***** Task data

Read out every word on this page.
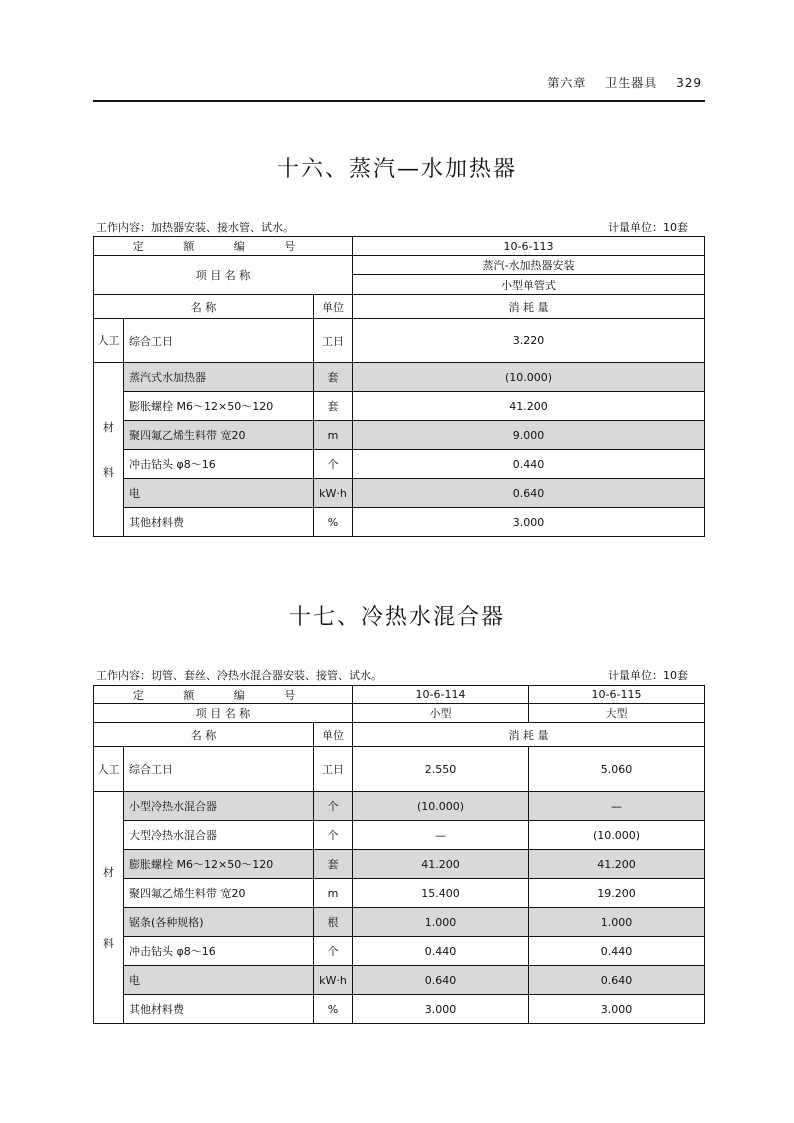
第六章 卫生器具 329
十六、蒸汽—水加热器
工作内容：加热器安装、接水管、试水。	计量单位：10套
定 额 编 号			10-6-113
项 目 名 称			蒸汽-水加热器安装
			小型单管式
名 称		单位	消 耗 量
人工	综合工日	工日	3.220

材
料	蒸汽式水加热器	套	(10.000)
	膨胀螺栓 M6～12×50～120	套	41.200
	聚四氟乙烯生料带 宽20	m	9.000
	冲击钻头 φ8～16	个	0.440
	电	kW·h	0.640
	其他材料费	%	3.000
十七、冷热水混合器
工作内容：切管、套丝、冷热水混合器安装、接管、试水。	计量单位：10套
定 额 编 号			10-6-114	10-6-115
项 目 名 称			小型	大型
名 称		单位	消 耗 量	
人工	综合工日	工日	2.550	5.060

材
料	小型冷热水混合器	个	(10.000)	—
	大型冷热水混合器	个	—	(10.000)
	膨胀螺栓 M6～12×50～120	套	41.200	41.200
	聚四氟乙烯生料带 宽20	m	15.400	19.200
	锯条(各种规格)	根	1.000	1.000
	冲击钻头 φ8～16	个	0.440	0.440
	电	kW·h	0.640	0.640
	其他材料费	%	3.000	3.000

**********
***** Task data

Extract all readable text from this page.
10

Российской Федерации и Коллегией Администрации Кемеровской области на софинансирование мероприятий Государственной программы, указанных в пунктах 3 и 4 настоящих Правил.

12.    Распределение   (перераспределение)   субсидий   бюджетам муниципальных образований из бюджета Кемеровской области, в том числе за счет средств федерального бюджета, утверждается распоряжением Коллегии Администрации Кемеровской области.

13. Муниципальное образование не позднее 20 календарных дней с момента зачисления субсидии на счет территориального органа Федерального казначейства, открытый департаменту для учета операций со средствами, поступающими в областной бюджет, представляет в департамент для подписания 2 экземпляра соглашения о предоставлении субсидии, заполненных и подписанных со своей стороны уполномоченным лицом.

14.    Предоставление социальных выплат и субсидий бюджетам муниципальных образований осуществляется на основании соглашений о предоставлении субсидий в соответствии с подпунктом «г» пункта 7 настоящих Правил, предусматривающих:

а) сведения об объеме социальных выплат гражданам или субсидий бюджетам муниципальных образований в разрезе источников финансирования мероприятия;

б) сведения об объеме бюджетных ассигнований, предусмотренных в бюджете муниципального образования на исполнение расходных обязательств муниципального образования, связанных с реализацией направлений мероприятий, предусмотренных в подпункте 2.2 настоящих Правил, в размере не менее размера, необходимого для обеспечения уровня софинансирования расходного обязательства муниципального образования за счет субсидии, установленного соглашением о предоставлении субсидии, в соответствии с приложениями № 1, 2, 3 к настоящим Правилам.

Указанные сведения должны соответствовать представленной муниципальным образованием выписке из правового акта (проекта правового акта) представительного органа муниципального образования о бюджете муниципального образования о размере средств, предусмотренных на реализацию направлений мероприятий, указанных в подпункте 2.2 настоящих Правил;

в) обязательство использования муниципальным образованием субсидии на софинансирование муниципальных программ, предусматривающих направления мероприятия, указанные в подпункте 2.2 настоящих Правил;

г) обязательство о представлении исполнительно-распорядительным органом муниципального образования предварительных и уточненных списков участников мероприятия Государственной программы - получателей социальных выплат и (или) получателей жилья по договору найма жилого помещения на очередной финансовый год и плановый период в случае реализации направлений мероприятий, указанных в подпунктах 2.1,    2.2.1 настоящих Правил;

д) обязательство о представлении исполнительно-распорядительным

**********

Task requirements →
Which lines contain "муниципальным"? Copy each of them.

Solution for this problem →
Указанные сведения должны соответствовать представленной муниципальным образованием выписке из правового акта (проекта правового акта) представительного органа муниципального образования о бюджете муниципального образования о размере средств, предусмотренных на реализацию направлений мероприятий, указанных в подпункте 2.2 настоящих Правил;
в) обязательство использования муниципальным образованием субсидии на софинансирование муниципальных программ, предусматривающих направления мероприятия, указанные в подпункте 2.2 настоящих Правил;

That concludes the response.